WHAT YOU HAVE TO DO: Narrow the data below down to the lines containing "true".

Stored data entries:
========

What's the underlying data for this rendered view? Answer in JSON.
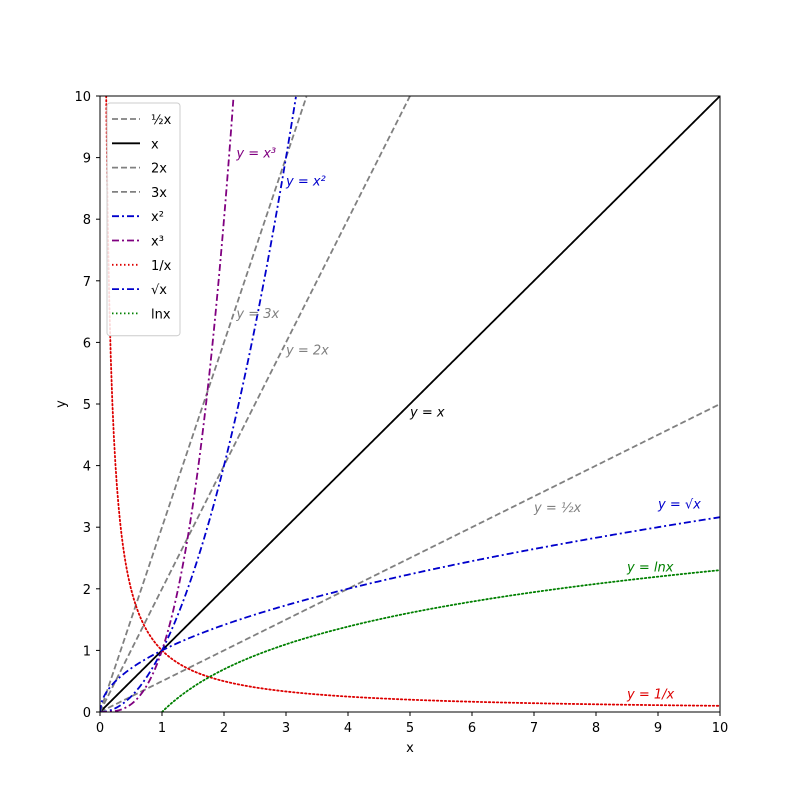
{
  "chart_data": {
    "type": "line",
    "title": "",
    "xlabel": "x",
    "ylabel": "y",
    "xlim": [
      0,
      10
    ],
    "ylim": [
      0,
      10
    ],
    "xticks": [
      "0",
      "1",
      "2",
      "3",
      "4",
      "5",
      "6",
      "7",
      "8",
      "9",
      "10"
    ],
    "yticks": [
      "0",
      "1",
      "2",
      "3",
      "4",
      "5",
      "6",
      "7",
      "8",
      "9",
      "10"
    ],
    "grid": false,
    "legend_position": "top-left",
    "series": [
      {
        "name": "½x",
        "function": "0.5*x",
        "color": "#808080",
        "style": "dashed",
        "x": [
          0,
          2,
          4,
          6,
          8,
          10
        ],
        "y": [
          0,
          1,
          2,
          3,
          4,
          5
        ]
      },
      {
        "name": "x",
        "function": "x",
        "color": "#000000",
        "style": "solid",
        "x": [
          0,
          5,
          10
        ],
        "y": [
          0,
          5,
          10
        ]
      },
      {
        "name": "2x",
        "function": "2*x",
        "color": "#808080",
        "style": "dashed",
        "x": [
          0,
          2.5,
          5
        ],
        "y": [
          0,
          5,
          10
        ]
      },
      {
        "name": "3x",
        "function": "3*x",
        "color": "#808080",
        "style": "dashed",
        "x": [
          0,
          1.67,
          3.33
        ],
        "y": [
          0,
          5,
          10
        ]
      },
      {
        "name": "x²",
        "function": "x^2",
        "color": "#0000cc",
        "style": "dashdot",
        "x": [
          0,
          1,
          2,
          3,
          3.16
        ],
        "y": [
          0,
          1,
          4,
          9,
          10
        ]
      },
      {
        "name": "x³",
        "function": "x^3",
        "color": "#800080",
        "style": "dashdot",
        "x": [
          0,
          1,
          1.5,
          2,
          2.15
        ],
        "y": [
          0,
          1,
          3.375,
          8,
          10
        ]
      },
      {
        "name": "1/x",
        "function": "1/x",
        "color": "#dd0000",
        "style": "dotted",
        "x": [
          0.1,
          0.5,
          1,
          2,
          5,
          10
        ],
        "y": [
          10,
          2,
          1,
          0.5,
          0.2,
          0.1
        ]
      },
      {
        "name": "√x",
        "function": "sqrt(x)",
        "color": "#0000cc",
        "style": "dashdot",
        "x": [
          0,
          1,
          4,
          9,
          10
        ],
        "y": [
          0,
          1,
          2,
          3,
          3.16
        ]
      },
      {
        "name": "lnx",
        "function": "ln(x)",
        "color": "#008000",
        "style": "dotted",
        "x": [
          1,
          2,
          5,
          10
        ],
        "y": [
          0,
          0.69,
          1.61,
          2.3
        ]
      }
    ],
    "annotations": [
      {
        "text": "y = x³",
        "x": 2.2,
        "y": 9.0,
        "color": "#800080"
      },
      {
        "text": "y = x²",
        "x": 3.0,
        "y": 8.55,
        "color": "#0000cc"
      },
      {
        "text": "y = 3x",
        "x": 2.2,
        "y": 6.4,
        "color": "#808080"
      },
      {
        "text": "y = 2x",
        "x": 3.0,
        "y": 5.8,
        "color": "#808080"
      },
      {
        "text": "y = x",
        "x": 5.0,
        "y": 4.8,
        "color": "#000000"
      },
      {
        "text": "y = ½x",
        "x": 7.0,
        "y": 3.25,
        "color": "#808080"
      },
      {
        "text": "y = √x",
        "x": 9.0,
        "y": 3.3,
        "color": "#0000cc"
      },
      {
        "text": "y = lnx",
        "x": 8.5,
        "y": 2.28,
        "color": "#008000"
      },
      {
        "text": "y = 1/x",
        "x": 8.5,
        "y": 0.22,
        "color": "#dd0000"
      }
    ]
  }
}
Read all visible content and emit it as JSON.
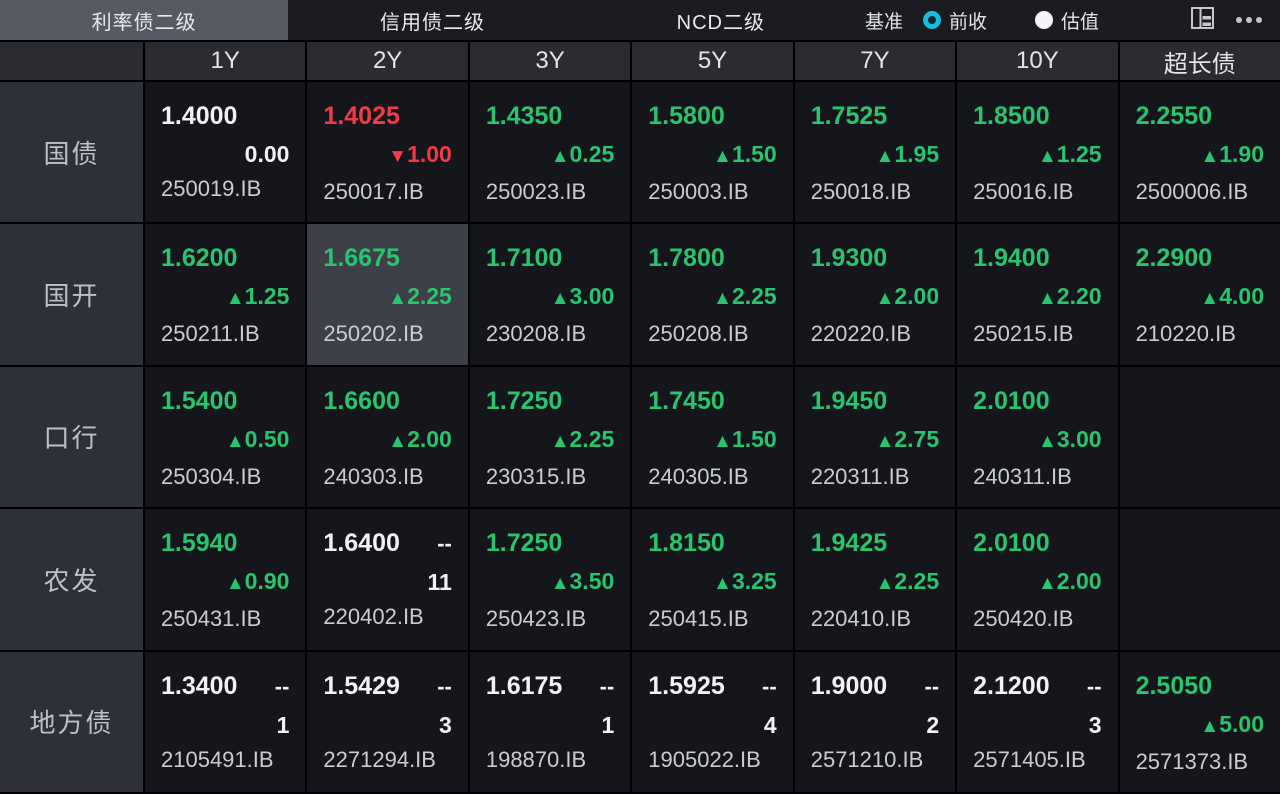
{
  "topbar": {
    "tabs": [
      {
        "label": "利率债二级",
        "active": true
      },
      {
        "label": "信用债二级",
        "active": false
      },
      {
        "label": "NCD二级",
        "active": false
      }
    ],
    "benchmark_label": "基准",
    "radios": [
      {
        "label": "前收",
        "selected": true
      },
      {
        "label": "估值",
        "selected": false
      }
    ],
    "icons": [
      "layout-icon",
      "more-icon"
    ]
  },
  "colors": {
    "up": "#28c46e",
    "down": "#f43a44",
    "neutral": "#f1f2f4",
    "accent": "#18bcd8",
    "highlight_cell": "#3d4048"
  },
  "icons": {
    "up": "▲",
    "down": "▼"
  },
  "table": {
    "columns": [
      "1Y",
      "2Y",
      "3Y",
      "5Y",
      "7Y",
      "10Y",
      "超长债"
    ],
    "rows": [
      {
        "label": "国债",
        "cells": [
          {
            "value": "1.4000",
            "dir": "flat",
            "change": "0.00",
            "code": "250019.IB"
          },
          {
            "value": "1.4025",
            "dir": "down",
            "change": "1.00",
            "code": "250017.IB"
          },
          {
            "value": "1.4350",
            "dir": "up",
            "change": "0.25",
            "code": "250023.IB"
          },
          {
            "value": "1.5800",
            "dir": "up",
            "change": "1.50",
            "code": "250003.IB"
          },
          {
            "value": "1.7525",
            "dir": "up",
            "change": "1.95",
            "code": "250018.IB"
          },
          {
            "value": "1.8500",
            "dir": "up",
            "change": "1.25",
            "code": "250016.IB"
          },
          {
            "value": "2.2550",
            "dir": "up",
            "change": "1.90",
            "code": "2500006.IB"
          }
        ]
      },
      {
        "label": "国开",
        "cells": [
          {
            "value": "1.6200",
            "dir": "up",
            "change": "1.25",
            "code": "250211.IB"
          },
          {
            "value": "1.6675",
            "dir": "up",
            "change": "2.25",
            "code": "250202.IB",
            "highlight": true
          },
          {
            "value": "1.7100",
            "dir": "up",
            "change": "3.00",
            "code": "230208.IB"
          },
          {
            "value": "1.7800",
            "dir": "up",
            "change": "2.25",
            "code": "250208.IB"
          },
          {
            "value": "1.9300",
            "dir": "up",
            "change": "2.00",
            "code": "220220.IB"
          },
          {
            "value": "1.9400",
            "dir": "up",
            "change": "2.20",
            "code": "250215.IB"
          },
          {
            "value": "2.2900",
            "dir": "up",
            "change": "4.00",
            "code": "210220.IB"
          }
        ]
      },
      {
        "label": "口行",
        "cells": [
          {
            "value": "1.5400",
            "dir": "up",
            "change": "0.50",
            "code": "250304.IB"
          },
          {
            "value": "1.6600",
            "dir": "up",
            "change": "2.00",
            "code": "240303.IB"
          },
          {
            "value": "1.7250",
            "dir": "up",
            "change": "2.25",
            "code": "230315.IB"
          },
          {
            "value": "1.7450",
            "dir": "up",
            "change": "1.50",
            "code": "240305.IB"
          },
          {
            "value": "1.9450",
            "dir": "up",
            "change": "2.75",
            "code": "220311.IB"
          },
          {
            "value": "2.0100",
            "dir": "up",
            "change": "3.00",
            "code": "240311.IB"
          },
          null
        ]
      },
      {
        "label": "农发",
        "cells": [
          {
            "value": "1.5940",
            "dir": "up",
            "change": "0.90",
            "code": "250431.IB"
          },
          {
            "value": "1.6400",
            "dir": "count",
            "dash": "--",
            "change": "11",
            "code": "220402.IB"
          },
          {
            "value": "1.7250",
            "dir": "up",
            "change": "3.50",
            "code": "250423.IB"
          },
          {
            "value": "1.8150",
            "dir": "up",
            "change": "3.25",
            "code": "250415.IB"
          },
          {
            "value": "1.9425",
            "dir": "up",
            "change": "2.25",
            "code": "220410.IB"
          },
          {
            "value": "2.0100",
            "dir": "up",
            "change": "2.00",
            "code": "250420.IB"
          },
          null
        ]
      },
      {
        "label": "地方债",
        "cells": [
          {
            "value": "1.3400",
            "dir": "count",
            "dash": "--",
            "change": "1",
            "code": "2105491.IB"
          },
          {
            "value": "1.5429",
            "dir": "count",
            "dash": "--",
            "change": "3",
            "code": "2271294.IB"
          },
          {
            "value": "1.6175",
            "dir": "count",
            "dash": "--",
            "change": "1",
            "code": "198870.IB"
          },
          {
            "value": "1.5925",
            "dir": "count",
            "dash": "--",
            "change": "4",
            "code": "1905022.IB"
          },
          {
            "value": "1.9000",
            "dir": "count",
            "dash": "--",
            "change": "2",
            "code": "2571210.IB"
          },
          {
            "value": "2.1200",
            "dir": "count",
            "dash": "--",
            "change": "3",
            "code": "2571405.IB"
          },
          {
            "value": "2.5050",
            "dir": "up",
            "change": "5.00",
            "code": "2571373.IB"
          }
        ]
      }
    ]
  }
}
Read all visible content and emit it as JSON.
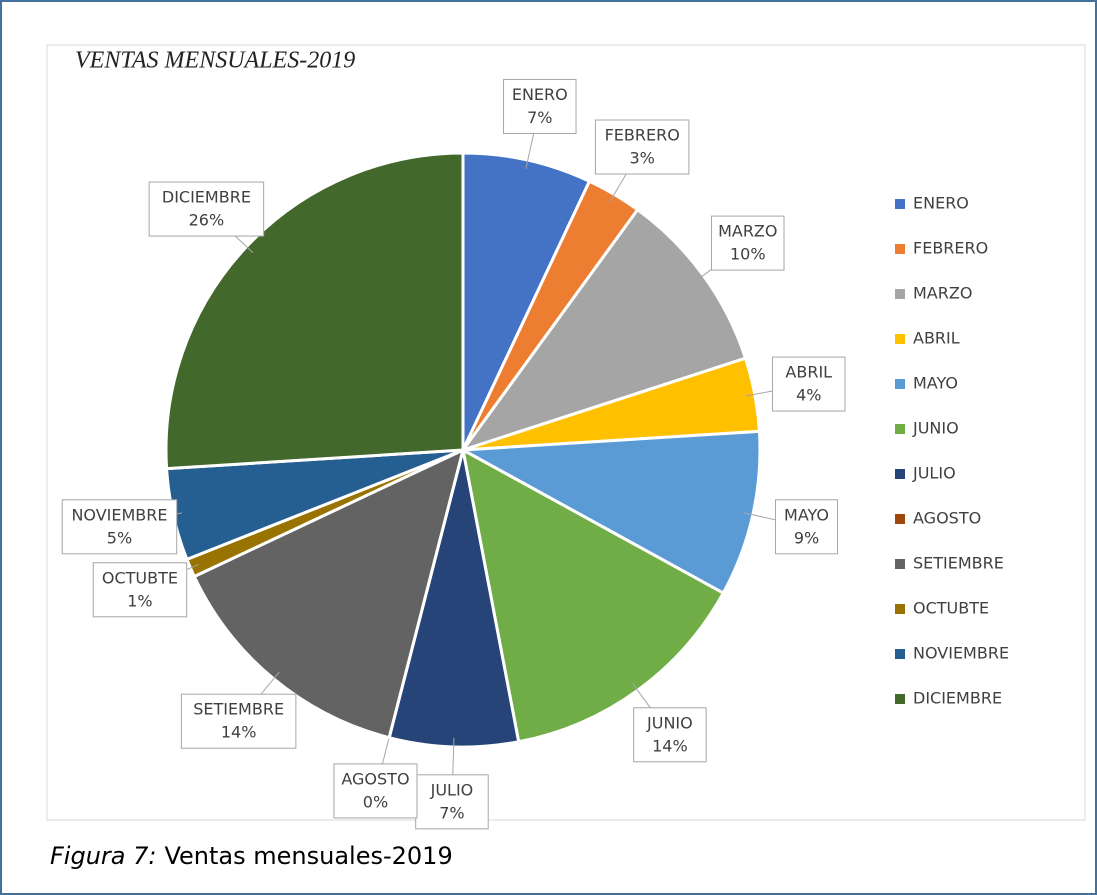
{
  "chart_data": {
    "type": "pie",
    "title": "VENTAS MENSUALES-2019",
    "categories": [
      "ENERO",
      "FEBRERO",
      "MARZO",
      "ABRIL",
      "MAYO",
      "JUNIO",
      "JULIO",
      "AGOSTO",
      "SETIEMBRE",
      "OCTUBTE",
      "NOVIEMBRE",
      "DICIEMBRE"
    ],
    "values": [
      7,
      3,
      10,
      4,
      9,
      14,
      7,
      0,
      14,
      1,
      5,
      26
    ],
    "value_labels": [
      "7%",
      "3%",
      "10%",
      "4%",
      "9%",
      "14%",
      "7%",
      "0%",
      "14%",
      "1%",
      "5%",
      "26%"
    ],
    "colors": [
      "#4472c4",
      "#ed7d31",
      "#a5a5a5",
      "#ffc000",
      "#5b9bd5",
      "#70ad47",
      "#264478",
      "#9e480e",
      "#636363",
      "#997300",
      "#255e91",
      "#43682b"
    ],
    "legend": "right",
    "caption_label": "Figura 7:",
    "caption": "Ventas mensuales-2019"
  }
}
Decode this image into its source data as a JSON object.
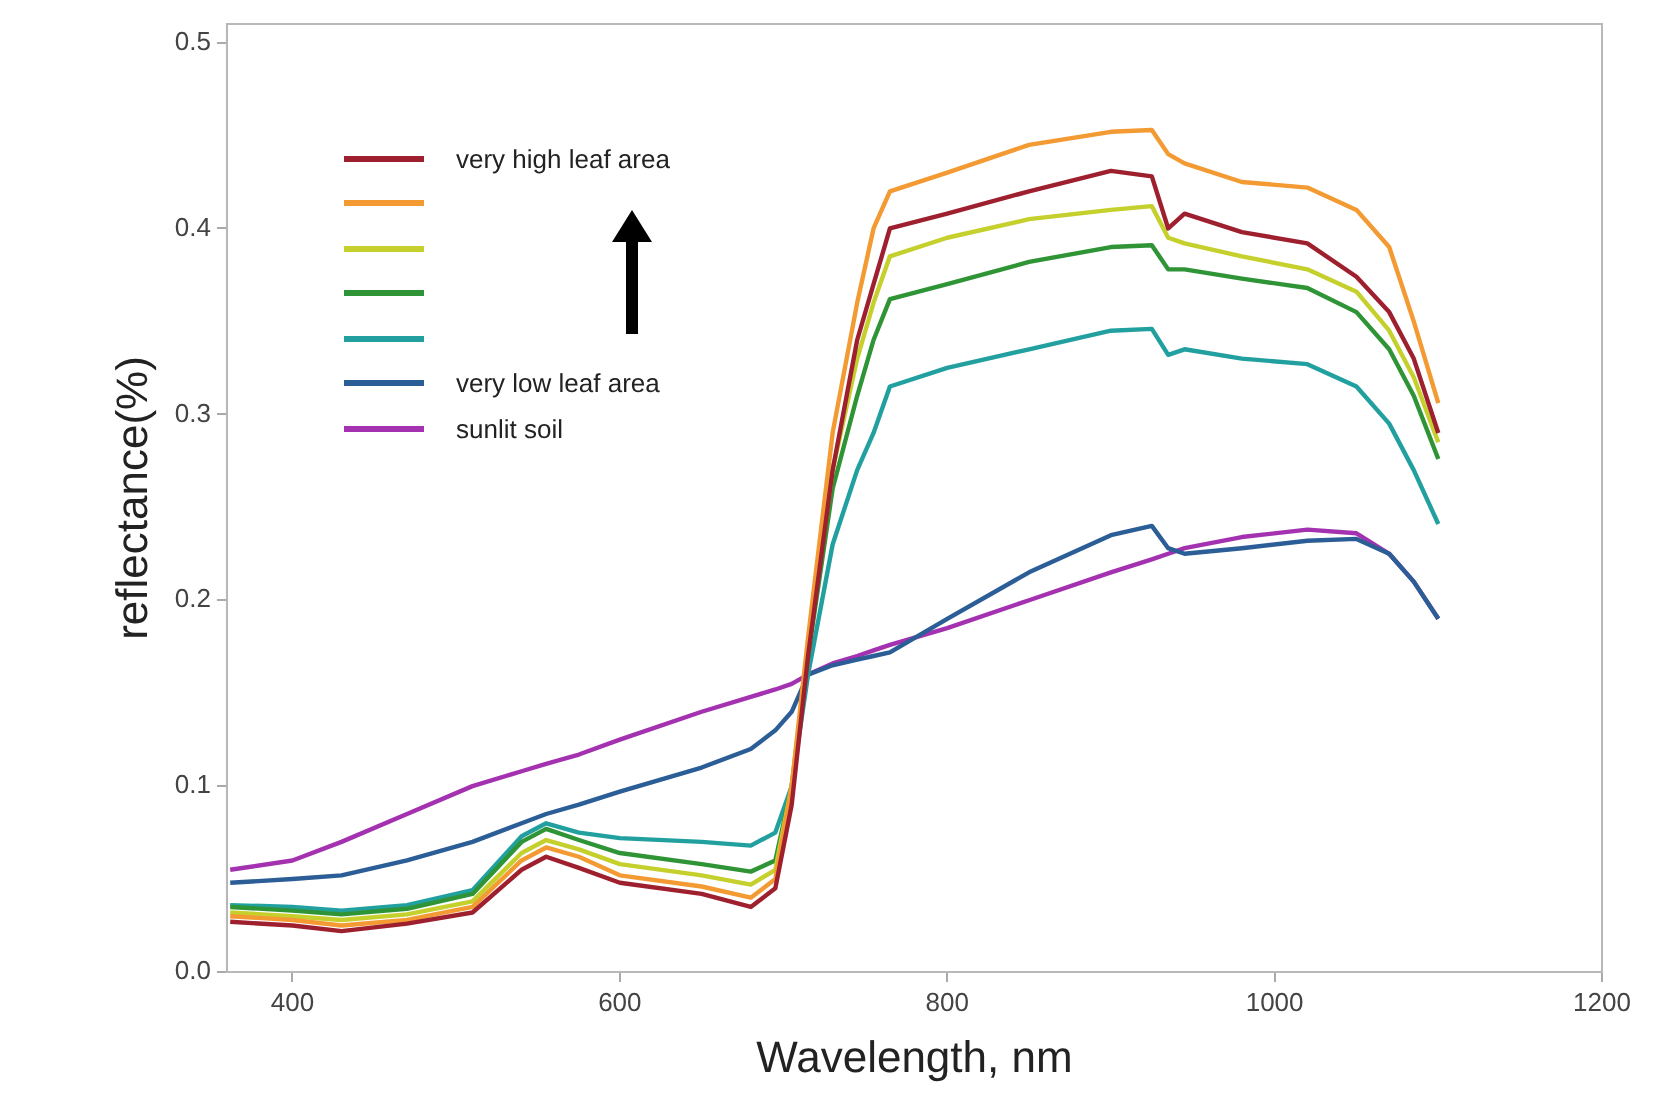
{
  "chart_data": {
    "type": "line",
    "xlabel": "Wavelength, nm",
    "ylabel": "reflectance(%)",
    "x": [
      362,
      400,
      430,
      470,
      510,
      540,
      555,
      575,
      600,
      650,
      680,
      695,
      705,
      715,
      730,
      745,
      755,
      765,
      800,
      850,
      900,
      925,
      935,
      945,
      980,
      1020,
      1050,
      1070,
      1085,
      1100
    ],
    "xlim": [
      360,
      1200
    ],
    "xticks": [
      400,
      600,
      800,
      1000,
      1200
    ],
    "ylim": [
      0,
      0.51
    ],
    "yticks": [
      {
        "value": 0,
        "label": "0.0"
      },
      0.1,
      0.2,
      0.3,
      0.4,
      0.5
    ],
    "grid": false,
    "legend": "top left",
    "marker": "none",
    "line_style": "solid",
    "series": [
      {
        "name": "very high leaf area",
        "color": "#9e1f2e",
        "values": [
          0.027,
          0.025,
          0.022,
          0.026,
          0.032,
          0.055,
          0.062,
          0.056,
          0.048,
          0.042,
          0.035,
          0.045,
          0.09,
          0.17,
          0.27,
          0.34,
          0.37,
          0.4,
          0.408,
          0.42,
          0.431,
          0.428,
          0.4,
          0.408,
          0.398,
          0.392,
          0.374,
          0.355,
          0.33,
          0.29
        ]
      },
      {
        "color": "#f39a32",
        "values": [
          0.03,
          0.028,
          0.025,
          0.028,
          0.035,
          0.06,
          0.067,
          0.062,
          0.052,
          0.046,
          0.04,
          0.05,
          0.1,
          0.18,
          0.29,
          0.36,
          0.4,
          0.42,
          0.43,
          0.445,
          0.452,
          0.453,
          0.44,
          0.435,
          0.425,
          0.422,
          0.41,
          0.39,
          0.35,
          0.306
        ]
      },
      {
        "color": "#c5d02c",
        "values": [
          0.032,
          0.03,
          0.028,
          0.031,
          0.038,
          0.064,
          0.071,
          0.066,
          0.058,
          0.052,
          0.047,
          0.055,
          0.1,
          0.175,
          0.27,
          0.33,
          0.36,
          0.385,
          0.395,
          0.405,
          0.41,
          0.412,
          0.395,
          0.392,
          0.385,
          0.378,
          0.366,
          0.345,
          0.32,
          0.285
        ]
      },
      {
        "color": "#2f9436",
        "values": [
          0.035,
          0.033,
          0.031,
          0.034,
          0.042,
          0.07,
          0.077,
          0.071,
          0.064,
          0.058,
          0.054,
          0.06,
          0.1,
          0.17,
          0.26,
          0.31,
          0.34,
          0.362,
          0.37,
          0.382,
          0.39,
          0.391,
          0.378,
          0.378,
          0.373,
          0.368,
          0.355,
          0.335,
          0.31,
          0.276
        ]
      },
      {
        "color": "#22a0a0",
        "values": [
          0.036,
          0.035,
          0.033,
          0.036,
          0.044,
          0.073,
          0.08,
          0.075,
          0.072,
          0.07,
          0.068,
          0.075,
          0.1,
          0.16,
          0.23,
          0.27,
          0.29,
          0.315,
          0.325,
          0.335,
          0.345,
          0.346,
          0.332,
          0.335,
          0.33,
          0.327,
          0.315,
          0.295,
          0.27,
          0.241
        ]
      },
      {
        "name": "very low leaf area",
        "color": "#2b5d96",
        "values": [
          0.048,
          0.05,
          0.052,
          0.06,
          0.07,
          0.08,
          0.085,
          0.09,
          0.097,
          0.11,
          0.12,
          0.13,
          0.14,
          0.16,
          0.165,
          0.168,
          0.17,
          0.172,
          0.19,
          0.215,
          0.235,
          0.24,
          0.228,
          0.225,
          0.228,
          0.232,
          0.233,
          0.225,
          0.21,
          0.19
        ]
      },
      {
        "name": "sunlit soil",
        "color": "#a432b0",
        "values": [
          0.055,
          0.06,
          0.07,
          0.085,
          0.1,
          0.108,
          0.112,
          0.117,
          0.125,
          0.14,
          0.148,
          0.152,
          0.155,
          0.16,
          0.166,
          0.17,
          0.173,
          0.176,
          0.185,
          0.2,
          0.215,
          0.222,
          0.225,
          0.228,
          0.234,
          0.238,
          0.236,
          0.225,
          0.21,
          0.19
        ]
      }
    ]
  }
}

========

FULL ANSWER:
        "active": true
        "selected": true
            "highlight": true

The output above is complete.